Problem set ->
**a.** Write out everything in the NOTIS passage below from "NOTIS-ID was an" down to "any other document.".
**b.** Extend the NOTIS passage below, picking up after its last sentence.

Passage for review ->
----------
The "back-end" to all these modules were also flexible. You had direct file system exposure - that included network mounted files. However, with NOTIS-DS it included "Document Storage" and management - a full Electronic Document Management System (as found in systems such as Documentum and OpenText's Livelink today). The EDMS was based on a generic software interface, but only SIBAS was used commercially. This allowed fully localisation transparent document storage and retrieval. That of course demanded NOTIS-IR to search in all the documents. Software today used to power both Google and Altavista.

NOTIS-ID was an alternative NOTIS-DS, with restricted functionality, in that this would interface to mail exchanges only. So if you stored a document to an email-recipient, you sent an email. Likewise, if you received an email, this would appear in your mail-count, and you could read it in NOTIS-WP like any other document.

Norsk Data needed NOTIS to avoid duplicating applications. So the software was used in professional text production systems, for newspaper and magazine production - by "NORTEXT". It was reviewed a number of times here and found to be "best of breed" by e.g. the Seybold Report on newspaper systems. Hence demanding users were close to the developers - which may explain the success.

==Applications beside Text and Document Management==
The list here will become endless since NOTIS was linked to three application generators - beside the Query part. All of these were fully capable of making large applications system, that could also update databases. The most successful link was to "Unique" - an application package developed outside Norsk Data to support SIBAS but later was enhanced to interface to a number of RDBMS. Unique was successful in the UK, implementing systems for the DHSS and local municipalities. The other platforms were "BIM" (Business Information Systems) and "ABM" (Application Building and Maintenance). A full interface was made to "Systemator" to provide full support to newspaper systems generated by this. Norsk Data marketed and sold the system as integrated with their offerings for the medical sector ("Infomedica") and hospital systems;- for local community in Scandinavia and the UK based on Unique(i.e.DIALOGUE-1); - for engineering documentation in Europe: CAD/CAM as Technovision and even to the F-16 Flight Simulator.
----------
Provided information ->
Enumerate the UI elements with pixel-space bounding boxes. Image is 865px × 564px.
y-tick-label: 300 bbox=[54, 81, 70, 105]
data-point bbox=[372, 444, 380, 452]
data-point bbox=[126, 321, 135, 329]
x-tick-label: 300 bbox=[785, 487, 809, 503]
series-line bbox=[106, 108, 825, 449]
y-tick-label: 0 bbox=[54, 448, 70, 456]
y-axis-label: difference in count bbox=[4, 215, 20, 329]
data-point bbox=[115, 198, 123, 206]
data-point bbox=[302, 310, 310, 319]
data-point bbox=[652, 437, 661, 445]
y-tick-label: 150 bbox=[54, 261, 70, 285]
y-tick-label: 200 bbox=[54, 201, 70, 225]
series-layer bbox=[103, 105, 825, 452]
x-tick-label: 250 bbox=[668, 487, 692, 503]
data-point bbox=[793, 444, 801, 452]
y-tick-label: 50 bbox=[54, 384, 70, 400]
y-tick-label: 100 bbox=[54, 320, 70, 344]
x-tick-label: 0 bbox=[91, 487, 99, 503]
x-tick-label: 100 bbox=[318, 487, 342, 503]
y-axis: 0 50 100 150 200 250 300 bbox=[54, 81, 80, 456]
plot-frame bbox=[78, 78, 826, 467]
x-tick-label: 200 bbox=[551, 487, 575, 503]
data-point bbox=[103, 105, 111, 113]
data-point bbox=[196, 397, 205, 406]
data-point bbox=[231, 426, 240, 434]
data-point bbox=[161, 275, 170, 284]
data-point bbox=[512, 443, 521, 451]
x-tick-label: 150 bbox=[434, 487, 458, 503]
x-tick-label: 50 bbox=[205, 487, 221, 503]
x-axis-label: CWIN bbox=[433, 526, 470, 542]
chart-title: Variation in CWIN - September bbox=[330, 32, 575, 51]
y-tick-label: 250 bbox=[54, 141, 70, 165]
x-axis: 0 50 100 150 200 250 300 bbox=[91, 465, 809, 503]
----------
Answers for the tasks ->
**a.**
NOTIS-ID was an alternative NOTIS-DS, with restricted functionality, in that this would interface to mail exchanges only. So if you stored a document to an email-recipient, you sent an email. Likewise, if you received an email, this would appear in your mail-count, and you could read it in NOTIS-WP like any other document.

**b.**
NOTIS-QL - also marketed by Norsk Data as "Access-1", is still commercially available as "QBEvision". It has also been licensed under several names with full product sold by CA.

The NOTIS family was fully ported to Microsoft Windows, but was incredibly difficult to move with its huge customer base. For a time there were plans to include "Ami" into the family, to gain some market momentum - but its very difficult to move when your users do not want to make the change and are so happy with the way things are.

The NOTIS family was ported to Norsk Data NDIX Unix line, but here suffered because Unix had problems with coping with the key sequences required (terminfo/termcap was incomplete compared to the proprietary "VTM".). This is still used in telecommunication, all SMS messages use this character set.

==External==
The NOTIS way of sorting was included in the first version of Sybase, which was acquired by Microsoft as DS1. This taught Microsoft to arrange sort sequences in Windows according to national character sets ("codepage").

NOTIS-WP was the testbed for SGML and HTML. A very visible remnant of NOTIS-WP is the font size parameter in HTML: 1 for tiny and all the way up to 5 for huge.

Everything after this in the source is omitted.